| Task description |
Search the data below for "name"; list each line that holds it.

| Provided data |
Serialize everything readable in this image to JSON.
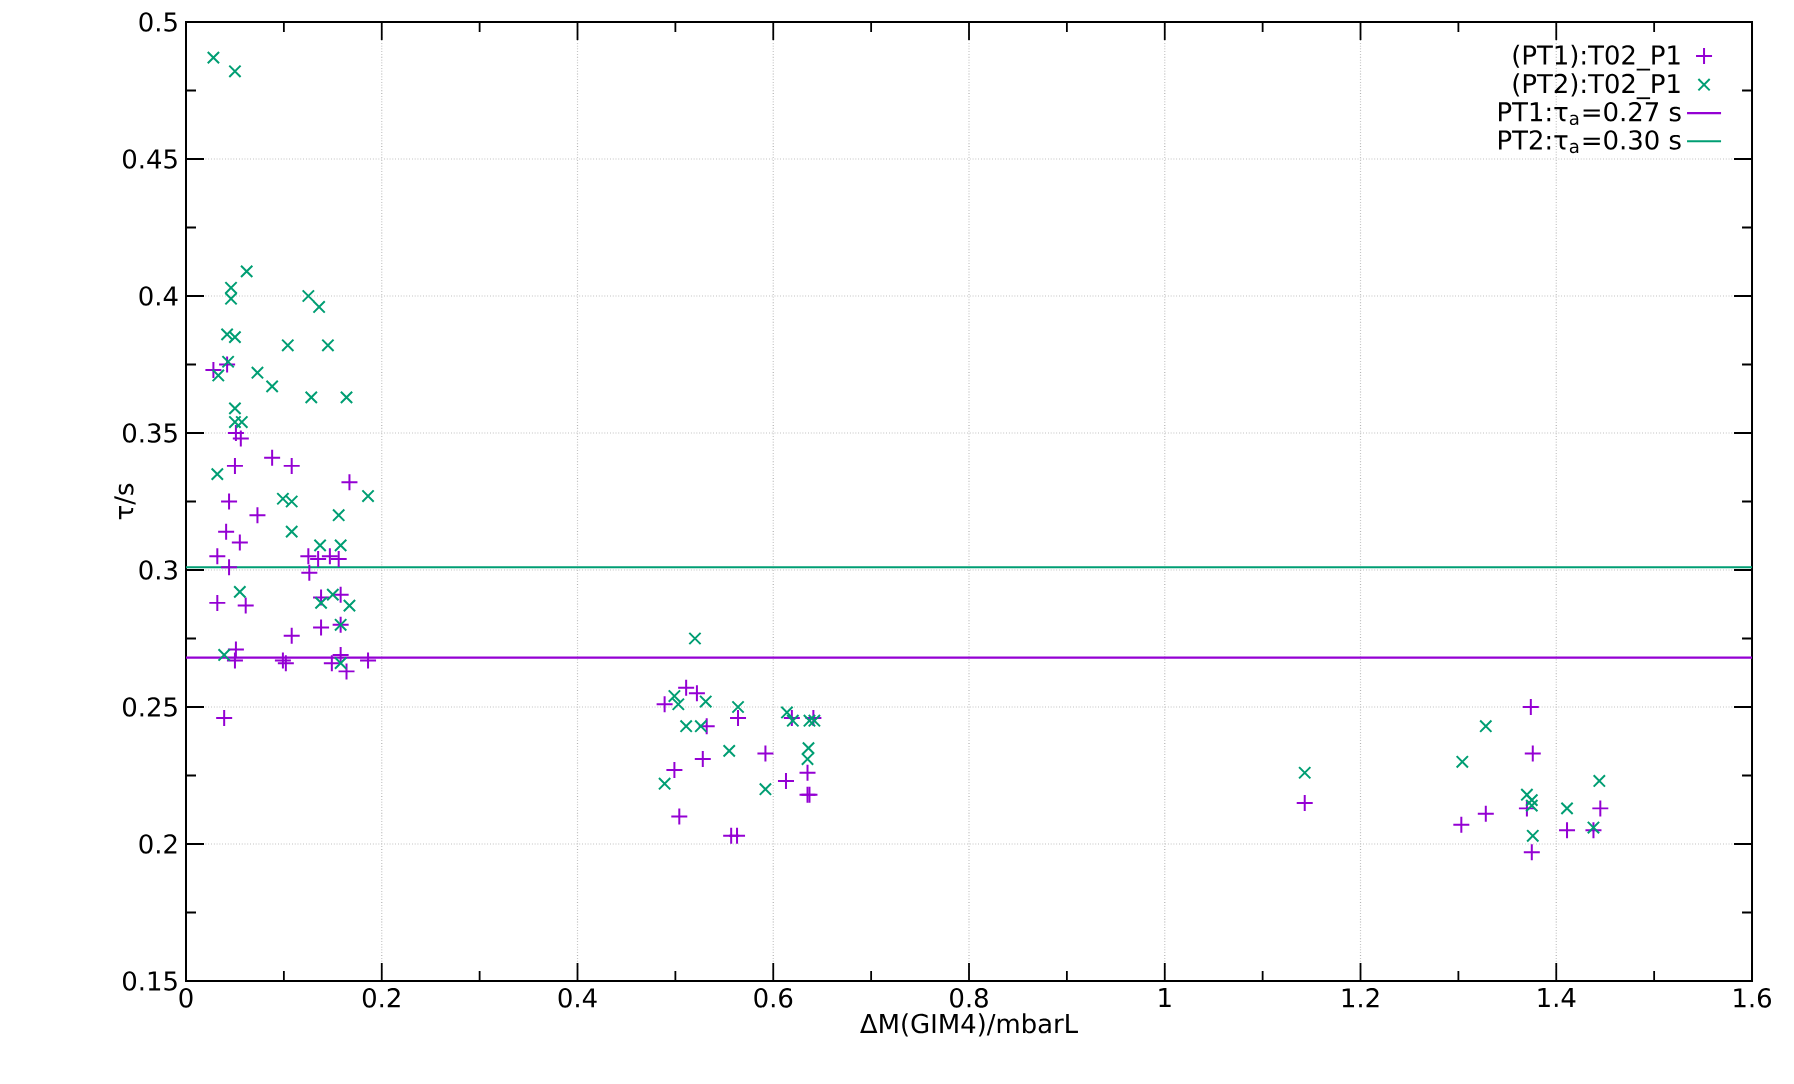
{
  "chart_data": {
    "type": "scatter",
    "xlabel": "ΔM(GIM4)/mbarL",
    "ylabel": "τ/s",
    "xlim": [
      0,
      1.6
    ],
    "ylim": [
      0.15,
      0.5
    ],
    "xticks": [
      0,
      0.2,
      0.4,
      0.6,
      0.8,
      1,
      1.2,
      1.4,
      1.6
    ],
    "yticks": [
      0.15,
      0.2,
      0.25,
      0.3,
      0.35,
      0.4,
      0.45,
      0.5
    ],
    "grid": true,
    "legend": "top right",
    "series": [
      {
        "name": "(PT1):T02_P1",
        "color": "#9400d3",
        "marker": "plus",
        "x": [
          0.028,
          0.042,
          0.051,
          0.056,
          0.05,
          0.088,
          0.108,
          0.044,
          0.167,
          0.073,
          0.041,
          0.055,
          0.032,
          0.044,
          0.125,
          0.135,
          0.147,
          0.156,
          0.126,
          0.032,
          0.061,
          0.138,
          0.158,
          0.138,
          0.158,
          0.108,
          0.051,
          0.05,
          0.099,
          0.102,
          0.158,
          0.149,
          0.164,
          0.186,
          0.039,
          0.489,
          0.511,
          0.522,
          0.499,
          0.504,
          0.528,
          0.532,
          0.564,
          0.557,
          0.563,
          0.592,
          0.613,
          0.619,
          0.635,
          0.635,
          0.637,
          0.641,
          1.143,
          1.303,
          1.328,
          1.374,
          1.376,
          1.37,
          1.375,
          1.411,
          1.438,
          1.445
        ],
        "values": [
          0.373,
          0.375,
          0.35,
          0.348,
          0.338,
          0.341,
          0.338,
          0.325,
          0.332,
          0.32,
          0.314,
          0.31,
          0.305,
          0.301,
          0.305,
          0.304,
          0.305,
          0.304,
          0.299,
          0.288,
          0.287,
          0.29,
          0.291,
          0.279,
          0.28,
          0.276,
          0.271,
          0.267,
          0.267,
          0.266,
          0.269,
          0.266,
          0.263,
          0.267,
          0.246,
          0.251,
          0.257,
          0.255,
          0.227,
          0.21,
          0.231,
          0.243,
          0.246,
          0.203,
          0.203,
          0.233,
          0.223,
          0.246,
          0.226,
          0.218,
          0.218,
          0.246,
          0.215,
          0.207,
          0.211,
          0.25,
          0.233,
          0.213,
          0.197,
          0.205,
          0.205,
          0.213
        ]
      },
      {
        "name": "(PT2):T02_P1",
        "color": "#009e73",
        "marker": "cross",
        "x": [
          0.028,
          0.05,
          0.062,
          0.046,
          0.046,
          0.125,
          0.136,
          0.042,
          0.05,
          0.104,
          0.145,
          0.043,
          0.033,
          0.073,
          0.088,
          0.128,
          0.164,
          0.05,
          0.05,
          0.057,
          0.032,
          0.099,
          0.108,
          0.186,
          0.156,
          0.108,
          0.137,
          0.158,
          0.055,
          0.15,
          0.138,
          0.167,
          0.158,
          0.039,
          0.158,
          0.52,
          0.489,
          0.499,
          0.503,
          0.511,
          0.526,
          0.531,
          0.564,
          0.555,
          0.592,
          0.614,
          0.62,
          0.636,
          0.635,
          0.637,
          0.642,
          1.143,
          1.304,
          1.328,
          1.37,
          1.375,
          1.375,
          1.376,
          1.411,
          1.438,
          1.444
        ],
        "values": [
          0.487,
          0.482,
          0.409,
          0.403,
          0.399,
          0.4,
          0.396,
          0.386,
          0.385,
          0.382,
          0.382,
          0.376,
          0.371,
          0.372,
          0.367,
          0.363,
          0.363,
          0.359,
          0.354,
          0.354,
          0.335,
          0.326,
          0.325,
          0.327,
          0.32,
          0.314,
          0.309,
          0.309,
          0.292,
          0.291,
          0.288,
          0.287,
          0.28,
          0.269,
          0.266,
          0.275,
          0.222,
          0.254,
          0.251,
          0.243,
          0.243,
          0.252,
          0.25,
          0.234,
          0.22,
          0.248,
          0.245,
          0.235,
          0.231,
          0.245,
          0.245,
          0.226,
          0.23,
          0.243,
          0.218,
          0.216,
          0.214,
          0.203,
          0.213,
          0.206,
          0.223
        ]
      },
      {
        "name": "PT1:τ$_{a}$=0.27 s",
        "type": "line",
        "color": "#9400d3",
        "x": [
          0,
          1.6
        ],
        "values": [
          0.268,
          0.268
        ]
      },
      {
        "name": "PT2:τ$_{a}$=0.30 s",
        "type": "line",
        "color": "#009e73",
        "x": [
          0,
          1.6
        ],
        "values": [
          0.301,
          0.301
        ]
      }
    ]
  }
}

* * *

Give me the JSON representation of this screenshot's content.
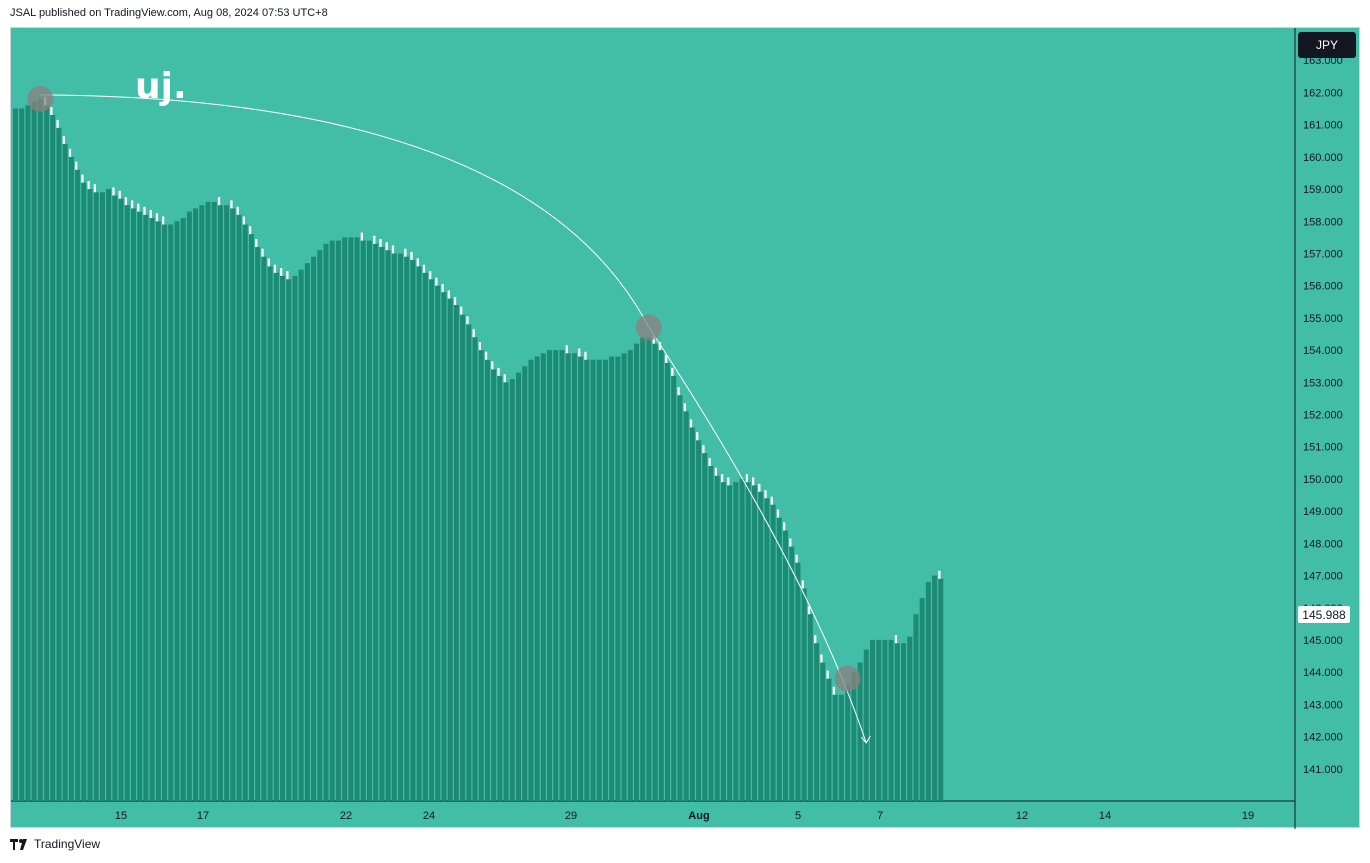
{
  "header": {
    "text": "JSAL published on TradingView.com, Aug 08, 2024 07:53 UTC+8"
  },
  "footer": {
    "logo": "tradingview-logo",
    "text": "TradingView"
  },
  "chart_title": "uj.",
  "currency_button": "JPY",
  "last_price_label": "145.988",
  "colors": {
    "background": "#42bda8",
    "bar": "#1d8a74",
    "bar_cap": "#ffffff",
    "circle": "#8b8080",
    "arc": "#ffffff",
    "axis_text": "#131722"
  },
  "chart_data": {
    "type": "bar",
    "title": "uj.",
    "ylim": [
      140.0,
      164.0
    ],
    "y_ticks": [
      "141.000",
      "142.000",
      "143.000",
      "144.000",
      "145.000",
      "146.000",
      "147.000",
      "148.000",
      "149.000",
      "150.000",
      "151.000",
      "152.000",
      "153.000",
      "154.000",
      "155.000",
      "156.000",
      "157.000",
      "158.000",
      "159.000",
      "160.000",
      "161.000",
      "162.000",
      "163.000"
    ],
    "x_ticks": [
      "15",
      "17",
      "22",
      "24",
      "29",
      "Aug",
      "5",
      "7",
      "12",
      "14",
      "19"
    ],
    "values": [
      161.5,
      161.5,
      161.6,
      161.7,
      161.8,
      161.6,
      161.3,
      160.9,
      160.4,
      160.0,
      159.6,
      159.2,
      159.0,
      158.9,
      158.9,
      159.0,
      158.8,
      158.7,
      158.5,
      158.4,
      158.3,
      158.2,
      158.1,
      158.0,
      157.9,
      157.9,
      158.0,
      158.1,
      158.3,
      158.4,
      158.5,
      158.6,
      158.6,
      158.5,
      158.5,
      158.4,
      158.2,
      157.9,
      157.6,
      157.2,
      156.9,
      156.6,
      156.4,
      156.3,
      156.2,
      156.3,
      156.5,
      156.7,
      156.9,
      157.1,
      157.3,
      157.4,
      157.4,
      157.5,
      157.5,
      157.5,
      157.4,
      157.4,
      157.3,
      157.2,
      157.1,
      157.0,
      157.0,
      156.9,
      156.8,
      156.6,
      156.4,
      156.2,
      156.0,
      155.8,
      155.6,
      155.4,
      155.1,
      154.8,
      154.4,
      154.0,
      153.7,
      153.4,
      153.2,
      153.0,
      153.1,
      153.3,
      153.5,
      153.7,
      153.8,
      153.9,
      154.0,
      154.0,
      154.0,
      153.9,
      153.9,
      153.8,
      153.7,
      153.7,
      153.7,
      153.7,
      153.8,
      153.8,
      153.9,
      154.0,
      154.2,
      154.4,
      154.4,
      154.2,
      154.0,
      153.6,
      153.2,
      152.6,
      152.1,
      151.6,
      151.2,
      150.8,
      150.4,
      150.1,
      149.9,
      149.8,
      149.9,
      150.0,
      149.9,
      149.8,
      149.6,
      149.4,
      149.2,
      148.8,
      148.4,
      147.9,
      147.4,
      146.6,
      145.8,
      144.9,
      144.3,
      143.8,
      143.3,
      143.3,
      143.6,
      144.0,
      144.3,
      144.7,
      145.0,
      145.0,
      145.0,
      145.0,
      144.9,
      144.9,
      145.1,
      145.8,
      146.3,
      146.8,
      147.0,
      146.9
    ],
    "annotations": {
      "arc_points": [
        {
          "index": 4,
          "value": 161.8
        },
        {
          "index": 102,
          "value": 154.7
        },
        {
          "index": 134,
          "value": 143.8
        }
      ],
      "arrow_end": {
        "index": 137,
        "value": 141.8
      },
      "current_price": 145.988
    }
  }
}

| Exercise response |
        "name": "(PT1):T02_P1",
        "name": "(PT2):T02_P1",
        "name": "PT1:τ$_{a}$=0.27 s",
        "name": "PT2:τ$_{a}$=0.30 s",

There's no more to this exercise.